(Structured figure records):
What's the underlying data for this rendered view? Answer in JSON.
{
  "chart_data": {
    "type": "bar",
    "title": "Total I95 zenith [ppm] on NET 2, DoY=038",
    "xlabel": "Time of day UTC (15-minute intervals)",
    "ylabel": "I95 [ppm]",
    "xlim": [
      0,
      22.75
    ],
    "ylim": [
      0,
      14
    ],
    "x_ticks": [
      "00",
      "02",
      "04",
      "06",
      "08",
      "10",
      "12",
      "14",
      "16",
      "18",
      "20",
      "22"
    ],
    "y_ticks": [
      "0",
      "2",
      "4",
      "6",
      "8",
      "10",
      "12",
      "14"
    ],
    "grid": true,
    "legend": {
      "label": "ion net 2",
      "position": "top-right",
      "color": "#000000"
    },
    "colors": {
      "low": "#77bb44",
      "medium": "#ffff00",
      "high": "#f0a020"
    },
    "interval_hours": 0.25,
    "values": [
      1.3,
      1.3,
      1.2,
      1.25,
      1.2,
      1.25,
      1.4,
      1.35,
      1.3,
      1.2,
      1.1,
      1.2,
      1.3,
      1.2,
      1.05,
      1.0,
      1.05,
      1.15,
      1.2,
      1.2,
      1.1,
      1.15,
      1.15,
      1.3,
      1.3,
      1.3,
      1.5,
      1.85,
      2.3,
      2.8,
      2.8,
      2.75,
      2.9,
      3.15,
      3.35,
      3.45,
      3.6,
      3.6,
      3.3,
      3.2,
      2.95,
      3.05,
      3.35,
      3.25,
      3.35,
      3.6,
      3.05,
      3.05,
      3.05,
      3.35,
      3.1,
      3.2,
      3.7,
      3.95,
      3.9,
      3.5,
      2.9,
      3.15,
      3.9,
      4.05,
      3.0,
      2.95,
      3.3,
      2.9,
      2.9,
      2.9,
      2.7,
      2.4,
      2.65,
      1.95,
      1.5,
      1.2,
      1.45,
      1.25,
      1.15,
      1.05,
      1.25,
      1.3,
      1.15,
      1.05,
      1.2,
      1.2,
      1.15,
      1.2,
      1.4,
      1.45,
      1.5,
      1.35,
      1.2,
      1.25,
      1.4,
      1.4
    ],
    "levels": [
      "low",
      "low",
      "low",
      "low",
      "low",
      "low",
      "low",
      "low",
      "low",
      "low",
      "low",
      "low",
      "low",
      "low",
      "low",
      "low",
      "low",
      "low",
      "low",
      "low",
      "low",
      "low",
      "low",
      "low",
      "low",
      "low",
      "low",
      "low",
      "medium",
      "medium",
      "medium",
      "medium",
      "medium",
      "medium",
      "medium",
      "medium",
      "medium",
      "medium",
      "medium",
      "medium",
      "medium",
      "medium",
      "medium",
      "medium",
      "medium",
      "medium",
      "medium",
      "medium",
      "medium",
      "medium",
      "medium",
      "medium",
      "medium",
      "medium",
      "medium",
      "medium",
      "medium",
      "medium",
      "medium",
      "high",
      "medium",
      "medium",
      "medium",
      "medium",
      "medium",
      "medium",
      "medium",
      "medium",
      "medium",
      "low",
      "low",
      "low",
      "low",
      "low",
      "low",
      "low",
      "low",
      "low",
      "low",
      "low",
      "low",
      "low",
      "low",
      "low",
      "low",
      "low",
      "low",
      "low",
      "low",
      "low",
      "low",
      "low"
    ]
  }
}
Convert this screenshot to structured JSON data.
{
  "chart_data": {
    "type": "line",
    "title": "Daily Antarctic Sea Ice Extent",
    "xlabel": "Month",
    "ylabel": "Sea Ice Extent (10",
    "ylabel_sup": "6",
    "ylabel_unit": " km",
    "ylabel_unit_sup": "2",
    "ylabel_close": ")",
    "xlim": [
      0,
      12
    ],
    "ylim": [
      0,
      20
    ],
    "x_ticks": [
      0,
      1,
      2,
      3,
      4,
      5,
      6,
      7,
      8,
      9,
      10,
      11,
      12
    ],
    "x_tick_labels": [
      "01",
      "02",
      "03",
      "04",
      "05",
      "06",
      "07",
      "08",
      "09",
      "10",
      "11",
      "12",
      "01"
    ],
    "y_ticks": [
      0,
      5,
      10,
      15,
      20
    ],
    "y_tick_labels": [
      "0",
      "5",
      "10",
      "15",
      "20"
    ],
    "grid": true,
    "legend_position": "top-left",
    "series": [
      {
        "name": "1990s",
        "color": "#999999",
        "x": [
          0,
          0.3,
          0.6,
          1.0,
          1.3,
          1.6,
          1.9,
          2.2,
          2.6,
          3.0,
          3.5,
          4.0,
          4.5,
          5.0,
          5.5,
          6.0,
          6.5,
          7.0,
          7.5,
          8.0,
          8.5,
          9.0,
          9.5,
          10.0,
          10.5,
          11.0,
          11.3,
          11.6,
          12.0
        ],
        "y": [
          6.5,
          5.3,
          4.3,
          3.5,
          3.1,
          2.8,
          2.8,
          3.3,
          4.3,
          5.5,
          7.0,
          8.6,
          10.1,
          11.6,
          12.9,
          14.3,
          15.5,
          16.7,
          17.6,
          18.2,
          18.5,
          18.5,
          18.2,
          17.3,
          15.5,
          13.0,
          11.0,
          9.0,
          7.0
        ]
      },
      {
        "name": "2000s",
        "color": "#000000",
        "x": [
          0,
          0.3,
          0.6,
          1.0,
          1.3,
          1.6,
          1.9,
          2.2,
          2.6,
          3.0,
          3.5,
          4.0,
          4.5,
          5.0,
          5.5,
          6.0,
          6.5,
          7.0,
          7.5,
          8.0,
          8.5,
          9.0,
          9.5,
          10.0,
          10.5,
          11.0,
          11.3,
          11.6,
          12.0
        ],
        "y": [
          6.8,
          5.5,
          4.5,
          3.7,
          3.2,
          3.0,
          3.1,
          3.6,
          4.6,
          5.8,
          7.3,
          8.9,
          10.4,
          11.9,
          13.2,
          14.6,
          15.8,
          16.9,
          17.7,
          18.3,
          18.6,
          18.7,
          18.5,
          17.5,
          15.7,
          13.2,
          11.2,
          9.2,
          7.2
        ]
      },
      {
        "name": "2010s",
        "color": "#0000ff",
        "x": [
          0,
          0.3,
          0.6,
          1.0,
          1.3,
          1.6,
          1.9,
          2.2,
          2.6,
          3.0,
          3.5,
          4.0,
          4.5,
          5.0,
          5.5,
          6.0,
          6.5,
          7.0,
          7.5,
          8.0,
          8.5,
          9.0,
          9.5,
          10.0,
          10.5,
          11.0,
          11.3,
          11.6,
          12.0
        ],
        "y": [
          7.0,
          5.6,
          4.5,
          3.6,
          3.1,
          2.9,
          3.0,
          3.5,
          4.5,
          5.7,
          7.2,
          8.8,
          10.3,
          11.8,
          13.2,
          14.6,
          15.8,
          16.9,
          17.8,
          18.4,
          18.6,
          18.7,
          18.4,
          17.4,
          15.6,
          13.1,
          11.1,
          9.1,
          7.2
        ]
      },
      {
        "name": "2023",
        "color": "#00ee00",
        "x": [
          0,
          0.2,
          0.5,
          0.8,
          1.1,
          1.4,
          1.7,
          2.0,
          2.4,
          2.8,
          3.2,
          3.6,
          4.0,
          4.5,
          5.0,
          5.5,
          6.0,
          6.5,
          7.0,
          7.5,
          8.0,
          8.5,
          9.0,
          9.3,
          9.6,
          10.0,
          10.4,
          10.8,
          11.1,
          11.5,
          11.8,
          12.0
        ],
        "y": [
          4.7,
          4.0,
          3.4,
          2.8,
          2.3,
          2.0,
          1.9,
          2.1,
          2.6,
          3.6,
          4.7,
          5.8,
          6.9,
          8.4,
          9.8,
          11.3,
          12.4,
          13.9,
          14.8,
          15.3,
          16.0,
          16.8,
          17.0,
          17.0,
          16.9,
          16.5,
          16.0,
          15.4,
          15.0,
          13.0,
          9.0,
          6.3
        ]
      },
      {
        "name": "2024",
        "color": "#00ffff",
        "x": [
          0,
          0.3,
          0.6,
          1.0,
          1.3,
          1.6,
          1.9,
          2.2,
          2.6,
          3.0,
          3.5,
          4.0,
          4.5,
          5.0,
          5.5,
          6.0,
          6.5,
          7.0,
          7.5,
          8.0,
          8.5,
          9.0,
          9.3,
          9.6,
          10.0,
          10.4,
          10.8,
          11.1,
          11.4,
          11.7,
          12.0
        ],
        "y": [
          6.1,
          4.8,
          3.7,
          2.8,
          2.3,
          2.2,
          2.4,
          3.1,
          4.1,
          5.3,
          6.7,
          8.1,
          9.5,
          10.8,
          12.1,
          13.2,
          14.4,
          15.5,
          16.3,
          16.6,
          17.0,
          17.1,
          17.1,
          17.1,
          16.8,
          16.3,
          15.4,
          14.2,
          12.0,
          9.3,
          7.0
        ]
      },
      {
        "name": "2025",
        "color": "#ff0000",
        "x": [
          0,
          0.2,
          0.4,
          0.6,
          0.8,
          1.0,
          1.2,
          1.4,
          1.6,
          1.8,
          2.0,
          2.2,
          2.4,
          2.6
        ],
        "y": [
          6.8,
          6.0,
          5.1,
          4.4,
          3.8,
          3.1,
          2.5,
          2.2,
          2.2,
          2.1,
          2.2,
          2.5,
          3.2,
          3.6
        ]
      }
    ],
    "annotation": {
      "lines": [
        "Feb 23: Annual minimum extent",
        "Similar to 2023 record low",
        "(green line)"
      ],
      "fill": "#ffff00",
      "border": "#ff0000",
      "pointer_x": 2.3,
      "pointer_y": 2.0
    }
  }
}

(Given request): In the listing, find each line with the string "this" and copy it.

(Finished answer):
What's the underlying data for this rendered view? Answer in JSON.
Convert this screenshot to structured JSON data.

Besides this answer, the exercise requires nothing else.